§ **Do this**: Return every item below verbatim, keeping each line exactly as it stands.

§ **Material for this exercise**:

- - -

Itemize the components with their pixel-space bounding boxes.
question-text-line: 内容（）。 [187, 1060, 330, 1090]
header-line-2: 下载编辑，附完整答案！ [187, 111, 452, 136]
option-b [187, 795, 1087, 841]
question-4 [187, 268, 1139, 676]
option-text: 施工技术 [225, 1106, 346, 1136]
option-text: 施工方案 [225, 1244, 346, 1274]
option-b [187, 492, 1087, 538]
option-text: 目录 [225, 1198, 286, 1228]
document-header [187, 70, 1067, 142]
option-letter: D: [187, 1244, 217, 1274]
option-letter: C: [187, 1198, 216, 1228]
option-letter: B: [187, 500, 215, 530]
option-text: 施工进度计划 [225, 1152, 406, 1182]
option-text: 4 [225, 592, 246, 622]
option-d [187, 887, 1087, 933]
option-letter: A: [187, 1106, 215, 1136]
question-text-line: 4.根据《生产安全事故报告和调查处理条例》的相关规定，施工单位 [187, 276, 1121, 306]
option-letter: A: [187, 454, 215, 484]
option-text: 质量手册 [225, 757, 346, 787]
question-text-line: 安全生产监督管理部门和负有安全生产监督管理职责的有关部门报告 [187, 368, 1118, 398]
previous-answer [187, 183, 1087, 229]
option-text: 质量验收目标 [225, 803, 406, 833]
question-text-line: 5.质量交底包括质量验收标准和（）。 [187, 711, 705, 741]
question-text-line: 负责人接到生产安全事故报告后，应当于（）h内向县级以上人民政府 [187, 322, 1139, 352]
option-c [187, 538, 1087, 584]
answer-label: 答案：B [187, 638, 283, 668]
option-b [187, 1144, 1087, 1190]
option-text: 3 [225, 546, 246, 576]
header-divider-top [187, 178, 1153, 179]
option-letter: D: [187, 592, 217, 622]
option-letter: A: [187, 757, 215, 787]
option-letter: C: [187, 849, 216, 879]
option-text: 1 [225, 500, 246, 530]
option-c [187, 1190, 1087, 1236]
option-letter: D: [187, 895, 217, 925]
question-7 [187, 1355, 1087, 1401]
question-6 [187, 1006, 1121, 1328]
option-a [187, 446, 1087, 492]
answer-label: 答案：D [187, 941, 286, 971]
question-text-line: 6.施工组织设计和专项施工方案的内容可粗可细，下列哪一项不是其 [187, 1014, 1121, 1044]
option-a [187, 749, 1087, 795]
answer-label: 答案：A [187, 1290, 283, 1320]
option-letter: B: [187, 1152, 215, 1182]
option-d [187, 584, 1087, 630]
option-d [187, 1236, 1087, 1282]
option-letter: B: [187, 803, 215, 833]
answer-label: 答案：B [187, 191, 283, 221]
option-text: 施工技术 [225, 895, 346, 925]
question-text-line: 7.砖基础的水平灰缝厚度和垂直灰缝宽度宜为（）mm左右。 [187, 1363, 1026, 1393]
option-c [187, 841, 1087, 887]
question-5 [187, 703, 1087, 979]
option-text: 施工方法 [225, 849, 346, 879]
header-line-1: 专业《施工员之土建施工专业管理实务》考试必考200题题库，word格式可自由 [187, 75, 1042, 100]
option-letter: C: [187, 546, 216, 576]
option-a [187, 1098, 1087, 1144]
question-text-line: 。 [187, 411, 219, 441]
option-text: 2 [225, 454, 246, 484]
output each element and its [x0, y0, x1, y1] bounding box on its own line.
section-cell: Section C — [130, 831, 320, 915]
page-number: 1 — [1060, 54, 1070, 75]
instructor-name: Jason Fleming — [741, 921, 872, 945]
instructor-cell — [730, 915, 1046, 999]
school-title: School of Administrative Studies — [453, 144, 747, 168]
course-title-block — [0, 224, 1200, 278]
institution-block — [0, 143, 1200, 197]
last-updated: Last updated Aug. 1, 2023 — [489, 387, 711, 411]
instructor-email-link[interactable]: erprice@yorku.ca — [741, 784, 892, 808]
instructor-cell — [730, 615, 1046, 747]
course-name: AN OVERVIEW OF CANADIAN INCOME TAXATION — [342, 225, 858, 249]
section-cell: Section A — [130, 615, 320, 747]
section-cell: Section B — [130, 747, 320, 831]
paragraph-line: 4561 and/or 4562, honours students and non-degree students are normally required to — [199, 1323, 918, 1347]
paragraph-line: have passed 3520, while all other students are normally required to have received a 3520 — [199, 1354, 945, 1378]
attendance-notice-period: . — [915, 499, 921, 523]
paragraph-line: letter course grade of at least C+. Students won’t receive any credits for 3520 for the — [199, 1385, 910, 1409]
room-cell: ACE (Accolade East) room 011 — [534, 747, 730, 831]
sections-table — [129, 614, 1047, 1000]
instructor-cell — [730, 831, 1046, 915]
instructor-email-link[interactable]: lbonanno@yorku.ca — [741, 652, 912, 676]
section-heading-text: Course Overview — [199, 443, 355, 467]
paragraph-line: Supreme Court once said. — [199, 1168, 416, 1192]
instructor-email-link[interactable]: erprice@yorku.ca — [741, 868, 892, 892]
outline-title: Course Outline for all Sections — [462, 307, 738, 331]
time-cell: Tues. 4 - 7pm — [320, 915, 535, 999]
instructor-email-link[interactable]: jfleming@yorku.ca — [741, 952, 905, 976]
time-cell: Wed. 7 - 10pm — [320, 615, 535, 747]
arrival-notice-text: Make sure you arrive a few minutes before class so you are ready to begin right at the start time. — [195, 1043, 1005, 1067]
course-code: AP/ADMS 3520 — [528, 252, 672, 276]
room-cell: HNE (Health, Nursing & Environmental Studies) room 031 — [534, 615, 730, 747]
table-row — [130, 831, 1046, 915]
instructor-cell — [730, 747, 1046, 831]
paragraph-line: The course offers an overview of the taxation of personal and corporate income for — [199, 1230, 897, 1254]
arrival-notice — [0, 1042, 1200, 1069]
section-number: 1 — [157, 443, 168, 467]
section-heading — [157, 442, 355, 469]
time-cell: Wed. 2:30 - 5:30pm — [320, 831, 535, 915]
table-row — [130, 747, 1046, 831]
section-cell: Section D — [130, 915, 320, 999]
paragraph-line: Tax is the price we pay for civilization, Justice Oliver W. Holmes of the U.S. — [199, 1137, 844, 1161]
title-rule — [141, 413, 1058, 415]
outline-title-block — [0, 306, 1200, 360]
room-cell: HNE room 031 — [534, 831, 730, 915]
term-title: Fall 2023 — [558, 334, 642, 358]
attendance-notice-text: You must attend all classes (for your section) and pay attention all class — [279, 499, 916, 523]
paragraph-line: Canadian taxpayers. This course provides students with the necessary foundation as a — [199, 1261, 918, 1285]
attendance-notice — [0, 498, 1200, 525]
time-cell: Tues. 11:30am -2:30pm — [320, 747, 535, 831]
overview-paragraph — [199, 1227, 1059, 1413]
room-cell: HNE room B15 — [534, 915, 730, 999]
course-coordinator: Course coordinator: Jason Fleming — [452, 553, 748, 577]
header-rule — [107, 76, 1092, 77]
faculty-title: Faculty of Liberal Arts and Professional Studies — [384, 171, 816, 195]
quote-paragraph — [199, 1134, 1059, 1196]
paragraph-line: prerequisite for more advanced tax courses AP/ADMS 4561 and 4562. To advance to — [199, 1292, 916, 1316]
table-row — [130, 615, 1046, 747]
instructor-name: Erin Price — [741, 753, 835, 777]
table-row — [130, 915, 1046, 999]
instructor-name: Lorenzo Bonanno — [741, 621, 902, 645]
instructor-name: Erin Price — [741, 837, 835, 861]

- - -

§ **Output below**:
Itemize the components with their pixel-space bounding boxes.
question-text-line: 内容（）。 [187, 1060, 330, 1090]
header-line-2: 下载编辑，附完整答案！ [187, 111, 452, 136]
option-b [187, 795, 1087, 841]
question-4 [187, 268, 1139, 676]
option-text: 施工技术 [225, 1106, 346, 1136]
option-text: 施工方案 [225, 1244, 346, 1274]
option-b [187, 492, 1087, 538]
option-text: 目录 [225, 1198, 286, 1228]
document-header [187, 70, 1067, 142]
option-letter: D: [187, 1244, 217, 1274]
option-letter: C: [187, 1198, 216, 1228]
option-letter: B: [187, 500, 215, 530]
option-text: 施工进度计划 [225, 1152, 406, 1182]
option-text: 4 [225, 592, 246, 622]
option-d [187, 887, 1087, 933]
option-letter: A: [187, 1106, 215, 1136]
question-text-line: 4.根据《生产安全事故报告和调查处理条例》的相关规定，施工单位 [187, 276, 1121, 306]
option-letter: A: [187, 454, 215, 484]
option-text: 质量手册 [225, 757, 346, 787]
question-text-line: 安全生产监督管理部门和负有安全生产监督管理职责的有关部门报告 [187, 368, 1118, 398]
previous-answer [187, 183, 1087, 229]
option-text: 质量验收目标 [225, 803, 406, 833]
question-text-line: 5.质量交底包括质量验收标准和（）。 [187, 711, 705, 741]
question-text-line: 负责人接到生产安全事故报告后，应当于（）h内向县级以上人民政府 [187, 322, 1139, 352]
option-c [187, 538, 1087, 584]
answer-label: 答案：B [187, 638, 283, 668]
option-b [187, 1144, 1087, 1190]
option-text: 3 [225, 546, 246, 576]
header-divider-top [187, 178, 1153, 179]
option-letter: D: [187, 592, 217, 622]
option-letter: A: [187, 757, 215, 787]
option-letter: C: [187, 849, 216, 879]
option-text: 1 [225, 500, 246, 530]
option-c [187, 1190, 1087, 1236]
option-letter: D: [187, 895, 217, 925]
question-7 [187, 1355, 1087, 1401]
question-6 [187, 1006, 1121, 1328]
option-a [187, 446, 1087, 492]
answer-label: 答案：D [187, 941, 286, 971]
question-text-line: 6.施工组织设计和专项施工方案的内容可粗可细，下列哪一项不是其 [187, 1014, 1121, 1044]
option-a [187, 749, 1087, 795]
answer-label: 答案：A [187, 1290, 283, 1320]
option-letter: B: [187, 1152, 215, 1182]
option-d [187, 584, 1087, 630]
option-d [187, 1236, 1087, 1282]
option-letter: B: [187, 803, 215, 833]
answer-label: 答案：B [187, 191, 283, 221]
option-text: 施工技术 [225, 895, 346, 925]
question-text-line: 7.砖基础的水平灰缝厚度和垂直灰缝宽度宜为（）mm左右。 [187, 1363, 1026, 1393]
option-c [187, 841, 1087, 887]
question-5 [187, 703, 1087, 979]
option-text: 施工方法 [225, 849, 346, 879]
header-line-1: 专业《施工员之土建施工专业管理实务》考试必考200题题库，word格式可自由 [187, 75, 1042, 100]
option-letter: C: [187, 546, 216, 576]
option-a [187, 1098, 1087, 1144]
question-text-line: 。 [187, 411, 219, 441]
option-text: 2 [225, 454, 246, 484]
output each element and its [x0, y0, x1, y1] bounding box on its own line.
section-cell: Section C — [130, 831, 320, 915]
page-number: 1 — [1060, 54, 1070, 75]
instructor-name: Jason Fleming — [741, 921, 872, 945]
instructor-cell — [730, 915, 1046, 999]
school-title: School of Administrative Studies — [453, 144, 747, 168]
course-title-block — [0, 224, 1200, 278]
institution-block — [0, 143, 1200, 197]
last-updated: Last updated Aug. 1, 2023 — [489, 387, 711, 411]
instructor-email-link[interactable]: erprice@yorku.ca — [741, 784, 892, 808]
instructor-cell — [730, 615, 1046, 747]
course-name: AN OVERVIEW OF CANADIAN INCOME TAXATION — [342, 225, 858, 249]
section-cell: Section A — [130, 615, 320, 747]
section-cell: Section B — [130, 747, 320, 831]
paragraph-line: 4561 and/or 4562, honours students and non-degree students are normally required to — [199, 1323, 918, 1347]
paragraph-line: have passed 3520, while all other students are normally required to have received a 3520 — [199, 1354, 945, 1378]
attendance-notice-period: . — [915, 499, 921, 523]
paragraph-line: letter course grade of at least C+. Students won’t receive any credits for 3520 for the — [199, 1385, 910, 1409]
room-cell: ACE (Accolade East) room 011 — [534, 747, 730, 831]
sections-table — [129, 614, 1047, 1000]
instructor-cell — [730, 831, 1046, 915]
instructor-email-link[interactable]: lbonanno@yorku.ca — [741, 652, 912, 676]
section-heading-text: Course Overview — [199, 443, 355, 467]
paragraph-line: Supreme Court once said. — [199, 1168, 416, 1192]
instructor-email-link[interactable]: erprice@yorku.ca — [741, 868, 892, 892]
outline-title: Course Outline for all Sections — [462, 307, 738, 331]
time-cell: Tues. 4 - 7pm — [320, 915, 535, 999]
instructor-email-link[interactable]: jfleming@yorku.ca — [741, 952, 905, 976]
time-cell: Wed. 7 - 10pm — [320, 615, 535, 747]
arrival-notice-text: Make sure you arrive a few minutes before class so you are ready to begin right at the start time. — [195, 1043, 1005, 1067]
course-code: AP/ADMS 3520 — [528, 252, 672, 276]
room-cell: HNE (Health, Nursing & Environmental Studies) room 031 — [534, 615, 730, 747]
table-row — [130, 831, 1046, 915]
instructor-cell — [730, 747, 1046, 831]
paragraph-line: The course offers an overview of the taxation of personal and corporate income for — [199, 1230, 897, 1254]
arrival-notice — [0, 1042, 1200, 1069]
section-number: 1 — [157, 443, 168, 467]
section-heading — [157, 442, 355, 469]
time-cell: Wed. 2:30 - 5:30pm — [320, 831, 535, 915]
table-row — [130, 747, 1046, 831]
section-cell: Section D — [130, 915, 320, 999]
paragraph-line: Tax is the price we pay for civilization, Justice Oliver W. Holmes of the U.S. — [199, 1137, 844, 1161]
title-rule — [141, 413, 1058, 415]
outline-title-block — [0, 306, 1200, 360]
room-cell: HNE room 031 — [534, 831, 730, 915]
term-title: Fall 2023 — [558, 334, 642, 358]
attendance-notice-text: You must attend all classes (for your section) and pay attention all class — [279, 499, 916, 523]
paragraph-line: Canadian taxpayers. This course provides students with the necessary foundation as a — [199, 1261, 918, 1285]
attendance-notice — [0, 498, 1200, 525]
time-cell: Tues. 11:30am -2:30pm — [320, 747, 535, 831]
overview-paragraph — [199, 1227, 1059, 1413]
room-cell: HNE room B15 — [534, 915, 730, 999]
course-coordinator: Course coordinator: Jason Fleming — [452, 553, 748, 577]
header-rule — [107, 76, 1092, 77]
faculty-title: Faculty of Liberal Arts and Professional Studies — [384, 171, 816, 195]
quote-paragraph — [199, 1134, 1059, 1196]
paragraph-line: prerequisite for more advanced tax courses AP/ADMS 4561 and 4562. To advance to — [199, 1292, 916, 1316]
table-row — [130, 615, 1046, 747]
instructor-name: Erin Price — [741, 753, 835, 777]
table-row — [130, 915, 1046, 999]
instructor-name: Lorenzo Bonanno — [741, 621, 902, 645]
instructor-name: Erin Price — [741, 837, 835, 861]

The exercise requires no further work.